Could you transcribe every record below exactly as written, leaving out any pictures?
+ + +
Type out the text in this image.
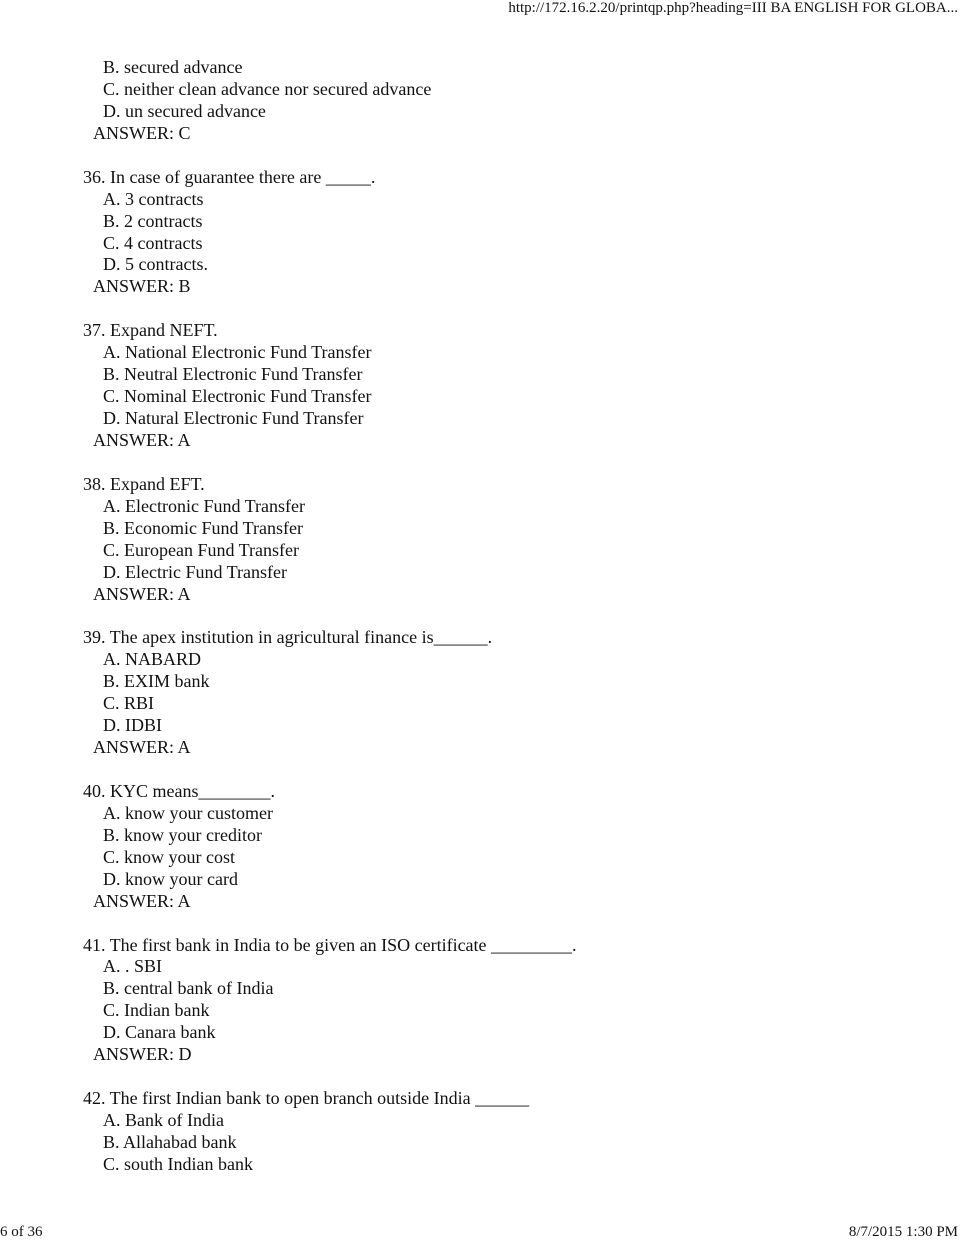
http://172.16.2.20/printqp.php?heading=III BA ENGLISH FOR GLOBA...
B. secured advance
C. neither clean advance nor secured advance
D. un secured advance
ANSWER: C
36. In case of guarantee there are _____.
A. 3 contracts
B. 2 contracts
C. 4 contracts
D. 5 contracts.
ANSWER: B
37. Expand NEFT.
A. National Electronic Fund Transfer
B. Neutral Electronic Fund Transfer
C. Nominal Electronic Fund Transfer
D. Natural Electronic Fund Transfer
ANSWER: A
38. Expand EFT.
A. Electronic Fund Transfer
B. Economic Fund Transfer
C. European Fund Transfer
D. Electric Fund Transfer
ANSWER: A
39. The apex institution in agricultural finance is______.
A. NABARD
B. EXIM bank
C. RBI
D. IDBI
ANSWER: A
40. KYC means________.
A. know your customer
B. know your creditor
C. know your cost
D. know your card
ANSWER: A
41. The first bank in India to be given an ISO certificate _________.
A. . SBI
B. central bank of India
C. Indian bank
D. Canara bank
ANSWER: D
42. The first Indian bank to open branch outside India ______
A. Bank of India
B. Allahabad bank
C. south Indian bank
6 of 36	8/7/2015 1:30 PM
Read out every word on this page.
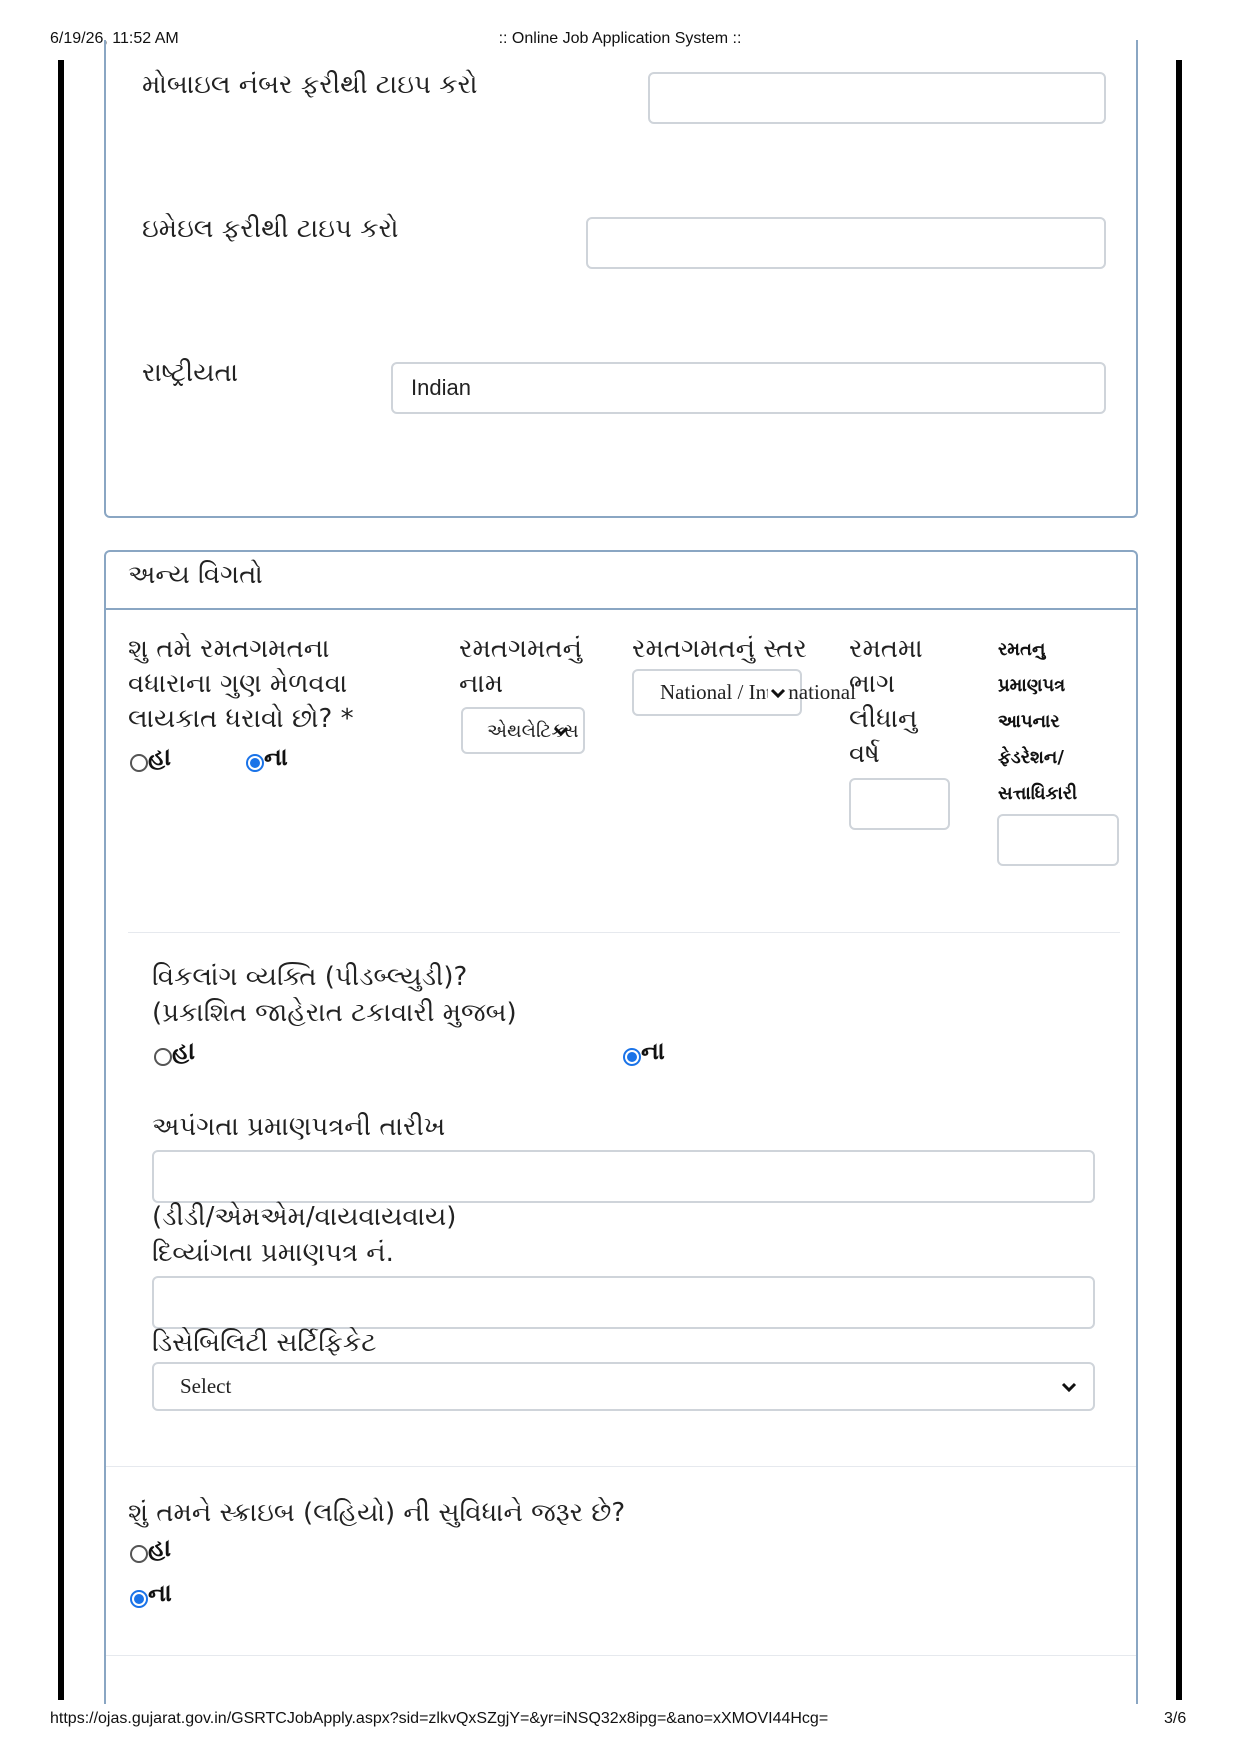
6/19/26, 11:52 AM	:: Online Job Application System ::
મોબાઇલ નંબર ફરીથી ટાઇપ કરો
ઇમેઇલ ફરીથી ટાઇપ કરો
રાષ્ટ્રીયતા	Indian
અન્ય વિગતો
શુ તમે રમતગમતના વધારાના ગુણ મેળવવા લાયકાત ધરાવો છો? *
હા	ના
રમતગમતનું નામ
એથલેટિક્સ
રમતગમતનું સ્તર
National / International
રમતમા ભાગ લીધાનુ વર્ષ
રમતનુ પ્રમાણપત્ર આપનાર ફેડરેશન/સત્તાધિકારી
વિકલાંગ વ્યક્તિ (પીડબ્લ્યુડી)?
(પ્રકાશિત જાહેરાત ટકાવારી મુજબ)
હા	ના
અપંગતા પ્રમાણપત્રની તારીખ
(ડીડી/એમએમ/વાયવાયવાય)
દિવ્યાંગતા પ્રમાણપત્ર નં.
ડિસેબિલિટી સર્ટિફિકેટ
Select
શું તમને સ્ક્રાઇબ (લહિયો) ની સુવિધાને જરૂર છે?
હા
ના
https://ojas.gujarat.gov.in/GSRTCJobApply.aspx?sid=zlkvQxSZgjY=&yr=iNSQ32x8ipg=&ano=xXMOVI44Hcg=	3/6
+ + +
### [Completed task]
Type out the text in this image.
http://172.16.2.20/printqp.php?heading=III BA ENGLISH FOR GLOBA...
B. secured advance
C. neither clean advance nor secured advance
D. un secured advance
ANSWER: C
36. In case of guarantee there are _____.
A. 3 contracts
B. 2 contracts
C. 4 contracts
D. 5 contracts.
ANSWER: B
37. Expand NEFT.
A. National Electronic Fund Transfer
B. Neutral Electronic Fund Transfer
C. Nominal Electronic Fund Transfer
D. Natural Electronic Fund Transfer
ANSWER: A
38. Expand EFT.
A. Electronic Fund Transfer
B. Economic Fund Transfer
C. European Fund Transfer
D. Electric Fund Transfer
ANSWER: A
39. The apex institution in agricultural finance is______.
A. NABARD
B. EXIM bank
C. RBI
D. IDBI
ANSWER: A
40. KYC means________.
A. know your customer
B. know your creditor
C. know your cost
D. know your card
ANSWER: A
41. The first bank in India to be given an ISO certificate _________.
A. . SBI
B. central bank of India
C. Indian bank
D. Canara bank
ANSWER: D
42. The first Indian bank to open branch outside India ______
A. Bank of India
B. Allahabad bank
C. south Indian bank
6 of 36	8/7/2015 1:30 PM
Read out every word on this page.
6/19/26, 11:52 AM	:: Online Job Application System ::
મોબાઇલ નંબર ફરીથી ટાઇપ કરો
ઇમેઇલ ફરીથી ટાઇપ કરો
રાષ્ટ્રીયતા	Indian
અન્ય વિગતો
શુ તમે રમતગમતના વધારાના ગુણ મેળવવા લાયકાત ધરાવો છો? *
હા	ના
રમતગમતનું નામ
એથલેટિક્સ
રમતગમતનું સ્તર
National / International
રમતમા ભાગ લીધાનુ વર્ષ
રમતનુ પ્રમાણપત્ર આપનાર ફેડરેશન/સત્તાધિકારી
વિકલાંગ વ્યક્તિ (પીડબ્લ્યુડી)?
(પ્રકાશિત જાહેરાત ટકાવારી મુજબ)
હા	ના
અપંગતા પ્રમાણપત્રની તારીખ
(ડીડી/એમએમ/વાયવાયવાય)
દિવ્યાંગતા પ્રમાણપત્ર નં.
ડિસેબિલિટી સર્ટિફિકેટ
Select
શું તમને સ્ક્રાઇબ (લહિયો) ની સુવિધાને જરૂર છે?
હા
ના
https://ojas.gujarat.gov.in/GSRTCJobApply.aspx?sid=zlkvQxSZgjY=&yr=iNSQ32x8ipg=&ano=xXMOVI44Hcg=	3/6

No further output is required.